══ EXERCISE INPUTS ══
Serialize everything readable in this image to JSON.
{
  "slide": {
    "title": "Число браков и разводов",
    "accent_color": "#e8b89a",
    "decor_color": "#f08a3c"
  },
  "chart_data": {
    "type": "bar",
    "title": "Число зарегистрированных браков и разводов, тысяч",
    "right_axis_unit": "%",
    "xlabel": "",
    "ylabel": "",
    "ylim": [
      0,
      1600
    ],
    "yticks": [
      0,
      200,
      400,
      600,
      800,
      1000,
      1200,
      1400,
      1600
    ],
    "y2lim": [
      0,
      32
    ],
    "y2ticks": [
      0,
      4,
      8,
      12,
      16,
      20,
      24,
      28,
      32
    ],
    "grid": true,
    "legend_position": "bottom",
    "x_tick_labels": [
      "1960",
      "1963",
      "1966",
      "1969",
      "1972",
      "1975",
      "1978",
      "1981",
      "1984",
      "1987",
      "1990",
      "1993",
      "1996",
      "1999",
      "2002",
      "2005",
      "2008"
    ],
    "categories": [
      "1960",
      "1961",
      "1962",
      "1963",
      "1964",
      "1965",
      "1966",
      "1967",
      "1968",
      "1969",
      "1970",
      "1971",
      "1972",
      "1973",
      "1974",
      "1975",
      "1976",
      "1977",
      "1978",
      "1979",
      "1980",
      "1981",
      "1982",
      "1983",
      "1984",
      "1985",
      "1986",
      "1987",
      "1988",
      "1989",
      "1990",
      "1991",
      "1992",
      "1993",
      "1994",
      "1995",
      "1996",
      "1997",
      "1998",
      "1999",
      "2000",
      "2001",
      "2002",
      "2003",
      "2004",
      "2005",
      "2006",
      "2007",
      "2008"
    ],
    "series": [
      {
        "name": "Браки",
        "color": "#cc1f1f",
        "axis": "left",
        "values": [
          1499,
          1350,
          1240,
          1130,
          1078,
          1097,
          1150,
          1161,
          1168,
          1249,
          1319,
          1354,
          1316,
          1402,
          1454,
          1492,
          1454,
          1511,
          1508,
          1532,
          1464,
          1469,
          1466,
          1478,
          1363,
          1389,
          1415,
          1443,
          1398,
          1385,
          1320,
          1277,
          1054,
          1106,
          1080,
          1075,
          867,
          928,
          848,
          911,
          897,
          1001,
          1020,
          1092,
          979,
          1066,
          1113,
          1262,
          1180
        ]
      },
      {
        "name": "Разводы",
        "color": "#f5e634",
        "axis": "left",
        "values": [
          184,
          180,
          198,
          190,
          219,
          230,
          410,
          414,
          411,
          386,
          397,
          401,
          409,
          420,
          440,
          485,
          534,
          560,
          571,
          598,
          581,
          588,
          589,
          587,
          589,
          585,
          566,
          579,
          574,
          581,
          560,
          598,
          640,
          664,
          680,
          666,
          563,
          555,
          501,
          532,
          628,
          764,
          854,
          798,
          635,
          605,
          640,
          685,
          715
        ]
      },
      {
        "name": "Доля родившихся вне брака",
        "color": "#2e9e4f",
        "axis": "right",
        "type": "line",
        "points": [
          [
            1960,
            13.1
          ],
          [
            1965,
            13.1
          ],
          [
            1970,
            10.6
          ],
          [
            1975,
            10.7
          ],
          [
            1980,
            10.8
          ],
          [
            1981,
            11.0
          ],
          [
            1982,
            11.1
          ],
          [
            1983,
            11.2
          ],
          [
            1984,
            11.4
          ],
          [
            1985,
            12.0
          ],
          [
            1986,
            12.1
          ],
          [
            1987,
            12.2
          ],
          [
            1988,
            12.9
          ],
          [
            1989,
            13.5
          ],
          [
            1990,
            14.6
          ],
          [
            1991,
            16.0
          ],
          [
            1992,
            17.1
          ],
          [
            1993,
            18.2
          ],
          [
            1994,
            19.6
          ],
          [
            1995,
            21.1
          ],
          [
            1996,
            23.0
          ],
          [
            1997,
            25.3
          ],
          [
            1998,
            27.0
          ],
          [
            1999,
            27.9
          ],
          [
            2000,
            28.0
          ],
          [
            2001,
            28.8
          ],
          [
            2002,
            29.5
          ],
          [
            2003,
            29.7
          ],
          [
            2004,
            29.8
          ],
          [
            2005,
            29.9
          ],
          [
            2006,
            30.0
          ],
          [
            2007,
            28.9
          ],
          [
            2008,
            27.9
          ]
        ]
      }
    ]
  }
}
═══
▶ [TASK PROMPT] Display every line of the listing that contains the string "разводов".

▶ [EXERCISE ANSWER]
    "title": "Число браков и разводов",
    "title": "Число зарегистрированных браков и разводов, тысяч",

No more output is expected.